* _Task goal_
Reproduce all records verbatim.
— start of Material for this task —
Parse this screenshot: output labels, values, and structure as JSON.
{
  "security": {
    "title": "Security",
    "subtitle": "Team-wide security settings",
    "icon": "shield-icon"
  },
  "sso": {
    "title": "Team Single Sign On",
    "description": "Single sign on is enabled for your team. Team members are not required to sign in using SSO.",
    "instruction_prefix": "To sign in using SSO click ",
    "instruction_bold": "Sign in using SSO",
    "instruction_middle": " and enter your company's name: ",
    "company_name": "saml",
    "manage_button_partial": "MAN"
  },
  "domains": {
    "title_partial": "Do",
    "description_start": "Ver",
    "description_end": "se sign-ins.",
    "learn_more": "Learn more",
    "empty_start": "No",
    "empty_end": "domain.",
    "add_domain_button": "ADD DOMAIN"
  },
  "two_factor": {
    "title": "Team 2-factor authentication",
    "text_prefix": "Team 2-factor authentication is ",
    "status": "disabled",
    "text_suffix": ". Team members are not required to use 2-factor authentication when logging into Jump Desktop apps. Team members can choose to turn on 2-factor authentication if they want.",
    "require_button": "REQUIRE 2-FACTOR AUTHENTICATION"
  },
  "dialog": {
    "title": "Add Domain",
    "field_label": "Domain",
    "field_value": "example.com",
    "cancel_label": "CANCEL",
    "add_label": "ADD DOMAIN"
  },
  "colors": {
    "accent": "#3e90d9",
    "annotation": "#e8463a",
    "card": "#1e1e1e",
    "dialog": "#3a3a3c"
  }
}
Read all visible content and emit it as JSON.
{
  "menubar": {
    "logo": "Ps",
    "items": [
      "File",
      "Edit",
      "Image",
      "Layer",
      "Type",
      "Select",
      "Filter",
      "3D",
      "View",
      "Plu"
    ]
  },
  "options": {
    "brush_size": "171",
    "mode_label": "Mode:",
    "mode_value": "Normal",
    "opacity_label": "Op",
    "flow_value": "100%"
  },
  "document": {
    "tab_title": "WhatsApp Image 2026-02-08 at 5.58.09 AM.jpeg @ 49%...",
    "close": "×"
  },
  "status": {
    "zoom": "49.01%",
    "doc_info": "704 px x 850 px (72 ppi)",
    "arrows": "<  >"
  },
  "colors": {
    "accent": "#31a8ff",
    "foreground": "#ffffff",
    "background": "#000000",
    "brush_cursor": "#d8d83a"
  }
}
— end of Material for this task —
* _Problem solution_
Parse this screenshot: output labels, values, and structure as JSON.
{
  "security": {
    "title": "Security",
    "subtitle": "Team-wide security settings",
    "icon": "shield-icon"
  },
  "sso": {
    "title": "Team Single Sign On",
    "description": "Single sign on is enabled for your team. Team members are not required to sign in using SSO.",
    "instruction_prefix": "To sign in using SSO click ",
    "instruction_bold": "Sign in using SSO",
    "instruction_middle": " and enter your company's name: ",
    "company_name": "saml",
    "manage_button_partial": "MAN"
  },
  "domains": {
    "title_partial": "Do",
    "description_start": "Ver",
    "description_end": "se sign-ins.",
    "learn_more": "Learn more",
    "empty_start": "No",
    "empty_end": "domain.",
    "add_domain_button": "ADD DOMAIN"
  },
  "two_factor": {
    "title": "Team 2-factor authentication",
    "text_prefix": "Team 2-factor authentication is ",
    "status": "disabled",
    "text_suffix": ". Team members are not required to use 2-factor authentication when logging into Jump Desktop apps. Team members can choose to turn on 2-factor authentication if they want.",
    "require_button": "REQUIRE 2-FACTOR AUTHENTICATION"
  },
  "dialog": {
    "title": "Add Domain",
    "field_label": "Domain",
    "field_value": "example.com",
    "cancel_label": "CANCEL",
    "add_label": "ADD DOMAIN"
  },
  "colors": {
    "accent": "#3e90d9",
    "annotation": "#e8463a",
    "card": "#1e1e1e",
    "dialog": "#3a3a3c"
  }
}
Read all visible content and emit it as JSON.
{
  "menubar": {
    "logo": "Ps",
    "items": [
      "File",
      "Edit",
      "Image",
      "Layer",
      "Type",
      "Select",
      "Filter",
      "3D",
      "View",
      "Plu"
    ]
  },
  "options": {
    "brush_size": "171",
    "mode_label": "Mode:",
    "mode_value": "Normal",
    "opacity_label": "Op",
    "flow_value": "100%"
  },
  "document": {
    "tab_title": "WhatsApp Image 2026-02-08 at 5.58.09 AM.jpeg @ 49%...",
    "close": "×"
  },
  "status": {
    "zoom": "49.01%",
    "doc_info": "704 px x 850 px (72 ppi)",
    "arrows": "<  >"
  },
  "colors": {
    "accent": "#31a8ff",
    "foreground": "#ffffff",
    "background": "#000000",
    "brush_cursor": "#d8d83a"
  }
}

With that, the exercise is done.